* **Set exercise**:
Word for word, print each line of the listing below; pictures stay out.

* **Dataset content**:

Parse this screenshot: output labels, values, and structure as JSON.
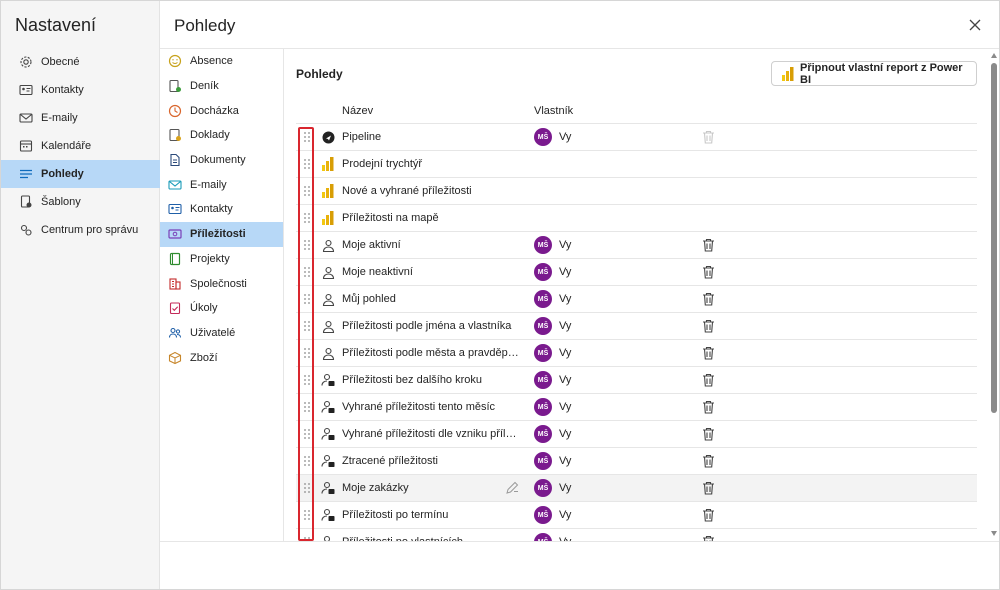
{
  "nav": {
    "title": "Nastavení",
    "items": [
      {
        "label": "Obecné",
        "icon": "gear-icon"
      },
      {
        "label": "Kontakty",
        "icon": "contact-card-icon"
      },
      {
        "label": "E-maily",
        "icon": "mail-icon"
      },
      {
        "label": "Kalendáře",
        "icon": "calendar-icon"
      },
      {
        "label": "Pohledy",
        "icon": "list-icon",
        "active": true
      },
      {
        "label": "Šablony",
        "icon": "template-icon"
      },
      {
        "label": "Centrum pro správu",
        "icon": "admin-gear-icon"
      }
    ]
  },
  "header": {
    "title": "Pohledy",
    "close_icon": "close-icon"
  },
  "subnav": {
    "items": [
      {
        "label": "Absence",
        "icon": "smiley-icon",
        "color": "#c7a21b"
      },
      {
        "label": "Deník",
        "icon": "diary-icon",
        "color": "#3a9b3a"
      },
      {
        "label": "Docházka",
        "icon": "clock-icon",
        "color": "#d9652b"
      },
      {
        "label": "Doklady",
        "icon": "receipt-icon",
        "color": "#d9a21b"
      },
      {
        "label": "Dokumenty",
        "icon": "document-icon",
        "color": "#2b4a7a"
      },
      {
        "label": "E-maily",
        "icon": "mail-icon",
        "color": "#1a9bb8"
      },
      {
        "label": "Kontakty",
        "icon": "contact-card-icon",
        "color": "#1f5fa8"
      },
      {
        "label": "Příležitosti",
        "icon": "opportunity-icon",
        "color": "#7a3fb8",
        "active": true
      },
      {
        "label": "Projekty",
        "icon": "project-icon",
        "color": "#2e8b2e"
      },
      {
        "label": "Společnosti",
        "icon": "building-icon",
        "color": "#c42b2b"
      },
      {
        "label": "Úkoly",
        "icon": "task-icon",
        "color": "#c42b5a"
      },
      {
        "label": "Uživatelé",
        "icon": "users-icon",
        "color": "#1f5fa8"
      },
      {
        "label": "Zboží",
        "icon": "box-icon",
        "color": "#c7862b"
      }
    ]
  },
  "content": {
    "title": "Pohledy",
    "powerbi_button": "Připnout vlastní report z Power BI",
    "columns": {
      "name": "Název",
      "owner": "Vlastník"
    },
    "rows": [
      {
        "name": "Pipeline",
        "type": "system",
        "owner": "Vy",
        "initials": "MŠ",
        "trash_disabled": true
      },
      {
        "name": "Prodejní trychtýř",
        "type": "powerbi"
      },
      {
        "name": "Nové a vyhrané příležitosti",
        "type": "powerbi"
      },
      {
        "name": "Příležitosti na mapě",
        "type": "powerbi"
      },
      {
        "name": "Moje aktivní",
        "type": "user",
        "owner": "Vy",
        "initials": "MŠ"
      },
      {
        "name": "Moje neaktivní",
        "type": "user",
        "owner": "Vy",
        "initials": "MŠ"
      },
      {
        "name": "Můj pohled",
        "type": "user",
        "owner": "Vy",
        "initials": "MŠ"
      },
      {
        "name": "Příležitosti podle jména a vlastníka",
        "type": "user",
        "owner": "Vy",
        "initials": "MŠ"
      },
      {
        "name": "Příležitosti podle města a pravděpo...",
        "type": "user",
        "owner": "Vy",
        "initials": "MŠ"
      },
      {
        "name": "Příležitosti bez dalšího kroku",
        "type": "shared",
        "owner": "Vy",
        "initials": "MŠ"
      },
      {
        "name": "Vyhrané příležitosti tento měsíc",
        "type": "shared",
        "owner": "Vy",
        "initials": "MŠ"
      },
      {
        "name": "Vyhrané příležitosti dle vzniku přílež...",
        "type": "shared",
        "owner": "Vy",
        "initials": "MŠ"
      },
      {
        "name": "Ztracené příležitosti",
        "type": "shared",
        "owner": "Vy",
        "initials": "MŠ"
      },
      {
        "name": "Moje zakázky",
        "type": "shared",
        "owner": "Vy",
        "initials": "MŠ",
        "hover": true
      },
      {
        "name": "Příležitosti po termínu",
        "type": "shared",
        "owner": "Vy",
        "initials": "MŠ"
      },
      {
        "name": "Příležitosti po vlastnících",
        "type": "shared",
        "owner": "Vy",
        "initials": "MŠ"
      }
    ]
  },
  "colors": {
    "accent": "#0f6cbd",
    "active_bg": "#b7d8f7",
    "avatar": "#7a1a8e",
    "highlight": "#d9262e",
    "powerbi_yellow": "#f2c811"
  }
}
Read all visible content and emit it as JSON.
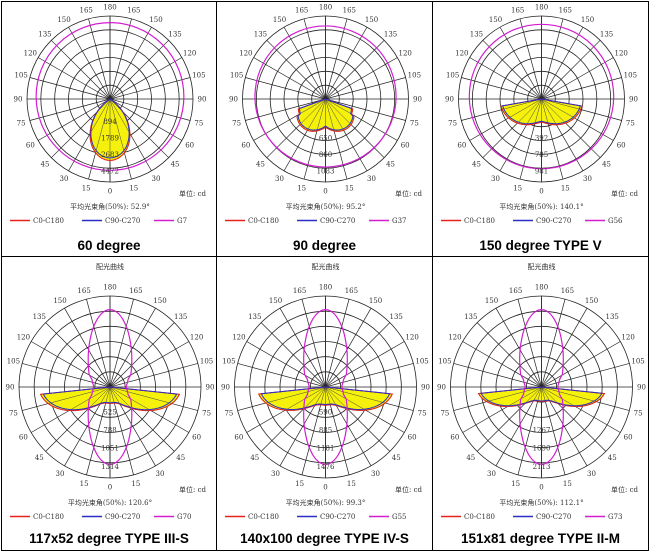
{
  "colors": {
    "c0": "#e8211c",
    "c90": "#2a2fc8",
    "g": "#d21dd2",
    "fill": "#f5f10a"
  },
  "angle_labels": [
    "180",
    "165",
    "150",
    "135",
    "120",
    "105",
    "90",
    "75",
    "60",
    "45",
    "30",
    "15",
    "0"
  ],
  "panels": [
    {
      "caption": "60 degree",
      "title": "",
      "radial": [
        "4472",
        "2683",
        "1789",
        "894"
      ],
      "beam": "平均光束角(50%): 52.9°",
      "unit": "单位: cd",
      "legend": [
        "C0-C180",
        "C90-C270",
        "G7"
      ],
      "type": "narrow"
    },
    {
      "caption": "90 degree",
      "title": "",
      "radial": [
        "1083",
        "860",
        "650"
      ],
      "beam": "平均光束角(50%): 95.2°",
      "unit": "单位: cd",
      "legend": [
        "C0-C180",
        "C90-C270",
        "G37"
      ],
      "type": "medium"
    },
    {
      "caption": "150 degree TYPE V",
      "title": "",
      "radial": [
        "981",
        "785",
        "392"
      ],
      "beam": "平均光束角(50%): 140.1°",
      "unit": "单位: cd",
      "legend": [
        "C0-C180",
        "C90-C270",
        "G56"
      ],
      "type": "wide"
    },
    {
      "caption": "117x52 degree TYPE III-S",
      "title": "配光曲线",
      "radial": [
        "1314",
        "1051",
        "788",
        "525"
      ],
      "beam": "平均光束角(50%): 120.6°",
      "unit": "单位: cd",
      "legend": [
        "C0-C180",
        "C90-C270",
        "G70"
      ],
      "type": "t3"
    },
    {
      "caption": "140x100 degree TYPE IV-S",
      "title": "配光曲线",
      "radial": [
        "1476",
        "1181",
        "885",
        "590"
      ],
      "beam": "平均光束角(50%): 99.3°",
      "unit": "单位: cd",
      "legend": [
        "C0-C180",
        "C90-C270",
        "G55"
      ],
      "type": "t4"
    },
    {
      "caption": "151x81 degree TYPE II-M",
      "title": "配光曲线",
      "radial": [
        "2113",
        "1690",
        "1267"
      ],
      "beam": "平均光束角(50%): 112.1°",
      "unit": "单位: cd",
      "legend": [
        "C0-C180",
        "C90-C270",
        "G73"
      ],
      "type": "t2"
    }
  ]
}
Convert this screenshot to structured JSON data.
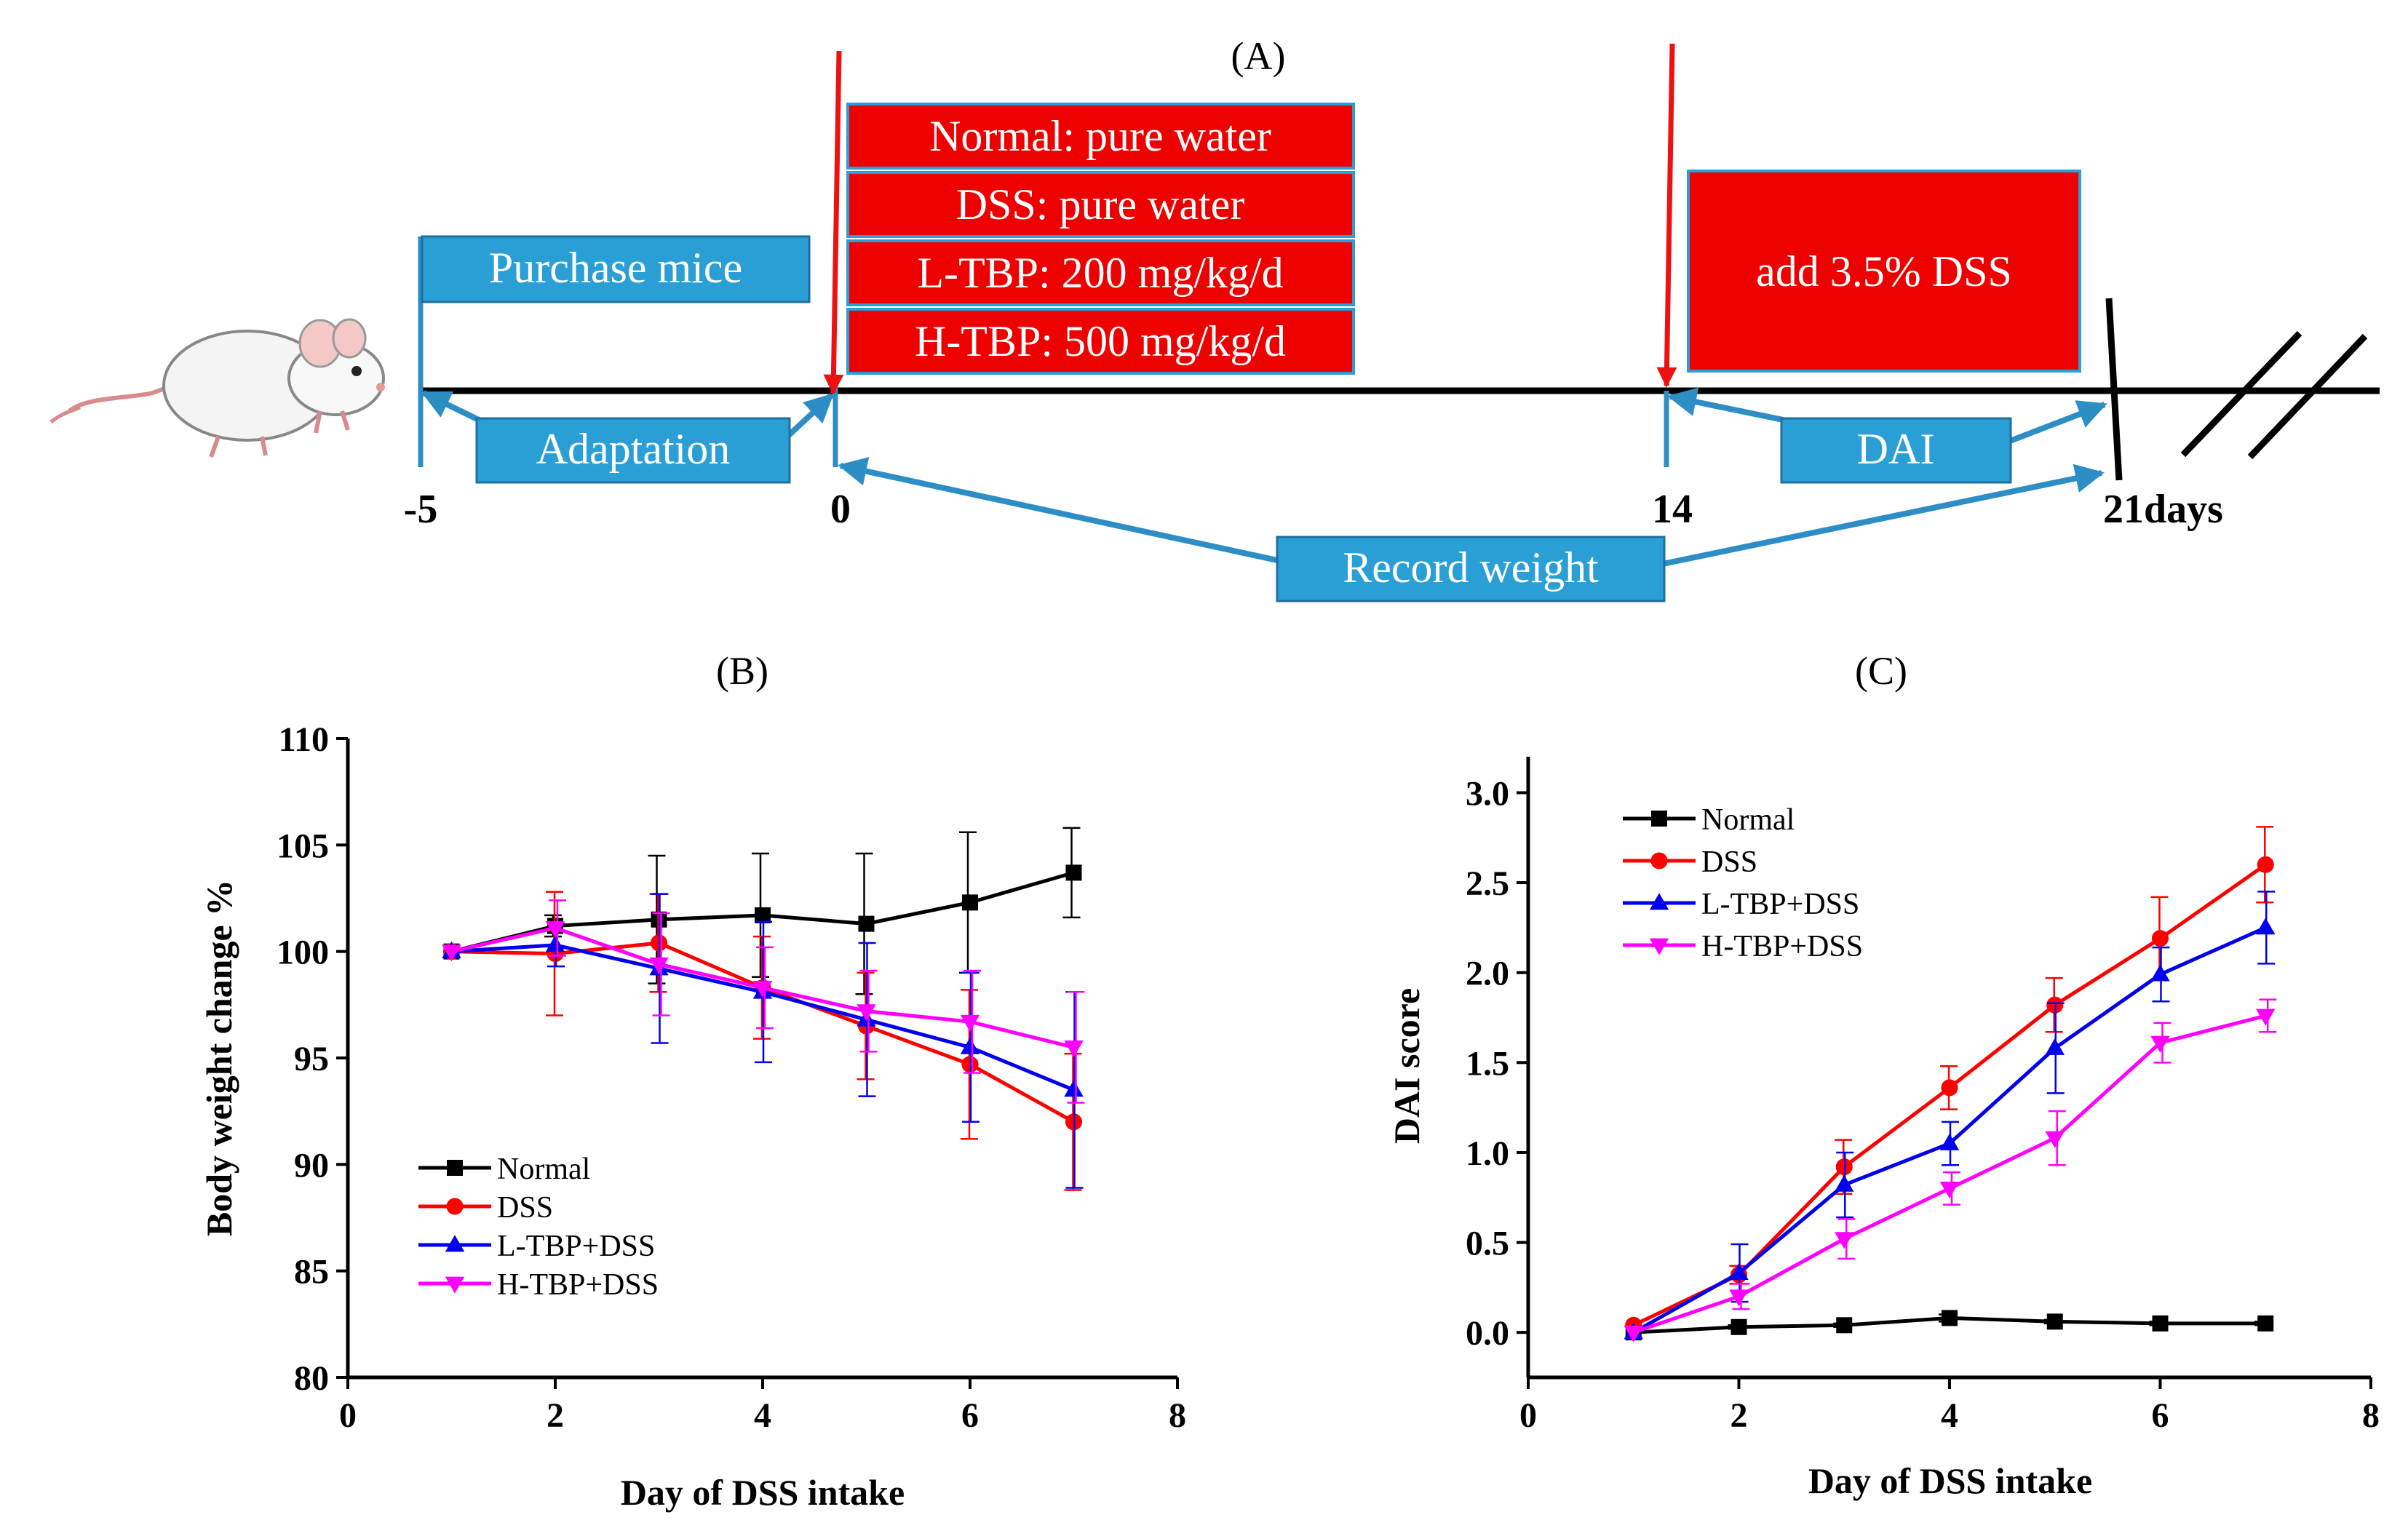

* **Written solution**:
Parse this screenshot: output labels, values, and structure as JSON.
{
  "nav": {
    "title": "Nastavení",
    "items": [
      {
        "label": "Obecné",
        "icon": "gear-icon"
      },
      {
        "label": "Kontakty",
        "icon": "contact-card-icon"
      },
      {
        "label": "E-maily",
        "icon": "mail-icon"
      },
      {
        "label": "Kalendáře",
        "icon": "calendar-icon"
      },
      {
        "label": "Pohledy",
        "icon": "list-icon",
        "active": true
      },
      {
        "label": "Šablony",
        "icon": "template-icon"
      },
      {
        "label": "Centrum pro správu",
        "icon": "admin-gear-icon"
      }
    ]
  },
  "header": {
    "title": "Pohledy",
    "close_icon": "close-icon"
  },
  "subnav": {
    "items": [
      {
        "label": "Absence",
        "icon": "smiley-icon",
        "color": "#c7a21b"
      },
      {
        "label": "Deník",
        "icon": "diary-icon",
        "color": "#3a9b3a"
      },
      {
        "label": "Docházka",
        "icon": "clock-icon",
        "color": "#d9652b"
      },
      {
        "label": "Doklady",
        "icon": "receipt-icon",
        "color": "#d9a21b"
      },
      {
        "label": "Dokumenty",
        "icon": "document-icon",
        "color": "#2b4a7a"
      },
      {
        "label": "E-maily",
        "icon": "mail-icon",
        "color": "#1a9bb8"
      },
      {
        "label": "Kontakty",
        "icon": "contact-card-icon",
        "color": "#1f5fa8"
      },
      {
        "label": "Příležitosti",
        "icon": "opportunity-icon",
        "color": "#7a3fb8",
        "active": true
      },
      {
        "label": "Projekty",
        "icon": "project-icon",
        "color": "#2e8b2e"
      },
      {
        "label": "Společnosti",
        "icon": "building-icon",
        "color": "#c42b2b"
      },
      {
        "label": "Úkoly",
        "icon": "task-icon",
        "color": "#c42b5a"
      },
      {
        "label": "Uživatelé",
        "icon": "users-icon",
        "color": "#1f5fa8"
      },
      {
        "label": "Zboží",
        "icon": "box-icon",
        "color": "#c7862b"
      }
    ]
  },
  "content": {
    "title": "Pohledy",
    "powerbi_button": "Připnout vlastní report z Power BI",
    "columns": {
      "name": "Název",
      "owner": "Vlastník"
    },
    "rows": [
      {
        "name": "Pipeline",
        "type": "system",
        "owner": "Vy",
        "initials": "MŠ",
        "trash_disabled": true
      },
      {
        "name": "Prodejní trychtýř",
        "type": "powerbi"
      },
      {
        "name": "Nové a vyhrané příležitosti",
        "type": "powerbi"
      },
      {
        "name": "Příležitosti na mapě",
        "type": "powerbi"
      },
      {
        "name": "Moje aktivní",
        "type": "user",
        "owner": "Vy",
        "initials": "MŠ"
      },
      {
        "name": "Moje neaktivní",
        "type": "user",
        "owner": "Vy",
        "initials": "MŠ"
      },
      {
        "name": "Můj pohled",
        "type": "user",
        "owner": "Vy",
        "initials": "MŠ"
      },
      {
        "name": "Příležitosti podle jména a vlastníka",
        "type": "user",
        "owner": "Vy",
        "initials": "MŠ"
      },
      {
        "name": "Příležitosti podle města a pravděpo...",
        "type": "user",
        "owner": "Vy",
        "initials": "MŠ"
      },
      {
        "name": "Příležitosti bez dalšího kroku",
        "type": "shared",
        "owner": "Vy",
        "initials": "MŠ"
      },
      {
        "name": "Vyhrané příležitosti tento měsíc",
        "type": "shared",
        "owner": "Vy",
        "initials": "MŠ"
      },
      {
        "name": "Vyhrané příležitosti dle vzniku přílež...",
        "type": "shared",
        "owner": "Vy",
        "initials": "MŠ"
      },
      {
        "name": "Ztracené příležitosti",
        "type": "shared",
        "owner": "Vy",
        "initials": "MŠ"
      },
      {
        "name": "Moje zakázky",
        "type": "shared",
        "owner": "Vy",
        "initials": "MŠ",
        "hover": true
      },
      {
        "name": "Příležitosti po termínu",
        "type": "shared",
        "owner": "Vy",
        "initials": "MŠ"
      },
      {
        "name": "Příležitosti po vlastnících",
        "type": "shared",
        "owner": "Vy",
        "initials": "MŠ"
      }
    ]
  },
  "colors": {
    "accent": "#0f6cbd",
    "active_bg": "#b7d8f7",
    "avatar": "#7a1a8e",
    "highlight": "#d9262e",
    "powerbi_yellow": "#f2c811"
  }
}
Read all visible content and emit it as JSON.
{
  "colors": {
    "c0": "#e8211c",
    "c90": "#2a2fc8",
    "g": "#d21dd2",
    "fill": "#f5f10a"
  },
  "angle_labels": [
    "180",
    "165",
    "150",
    "135",
    "120",
    "105",
    "90",
    "75",
    "60",
    "45",
    "30",
    "15",
    "0"
  ],
  "panels": [
    {
      "caption": "60 degree",
      "title": "",
      "radial": [
        "4472",
        "2683",
        "1789",
        "894"
      ],
      "beam": "平均光束角(50%): 52.9°",
      "unit": "单位: cd",
      "legend": [
        "C0-C180",
        "C90-C270",
        "G7"
      ],
      "type": "narrow"
    },
    {
      "caption": "90 degree",
      "title": "",
      "radial": [
        "1083",
        "860",
        "650"
      ],
      "beam": "平均光束角(50%): 95.2°",
      "unit": "单位: cd",
      "legend": [
        "C0-C180",
        "C90-C270",
        "G37"
      ],
      "type": "medium"
    },
    {
      "caption": "150 degree TYPE V",
      "title": "",
      "radial": [
        "981",
        "785",
        "392"
      ],
      "beam": "平均光束角(50%): 140.1°",
      "unit": "单位: cd",
      "legend": [
        "C0-C180",
        "C90-C270",
        "G56"
      ],
      "type": "wide"
    },
    {
      "caption": "117x52 degree TYPE III-S",
      "title": "配光曲线",
      "radial": [
        "1314",
        "1051",
        "788",
        "525"
      ],
      "beam": "平均光束角(50%): 120.6°",
      "unit": "单位: cd",
      "legend": [
        "C0-C180",
        "C90-C270",
        "G70"
      ],
      "type": "t3"
    },
    {
      "caption": "140x100 degree TYPE IV-S",
      "title": "配光曲线",
      "radial": [
        "1476",
        "1181",
        "885",
        "590"
      ],
      "beam": "平均光束角(50%): 99.3°",
      "unit": "单位: cd",
      "legend": [
        "C0-C180",
        "C90-C270",
        "G55"
      ],
      "type": "t4"
    },
    {
      "caption": "151x81 degree TYPE II-M",
      "title": "配光曲线",
      "radial": [
        "2113",
        "1690",
        "1267"
      ],
      "beam": "平均光束角(50%): 112.1°",
      "unit": "单位: cd",
      "legend": [
        "C0-C180",
        "C90-C270",
        "G73"
      ],
      "type": "t2"
    }
  ]
}
Convert this screenshot to structured JSON data.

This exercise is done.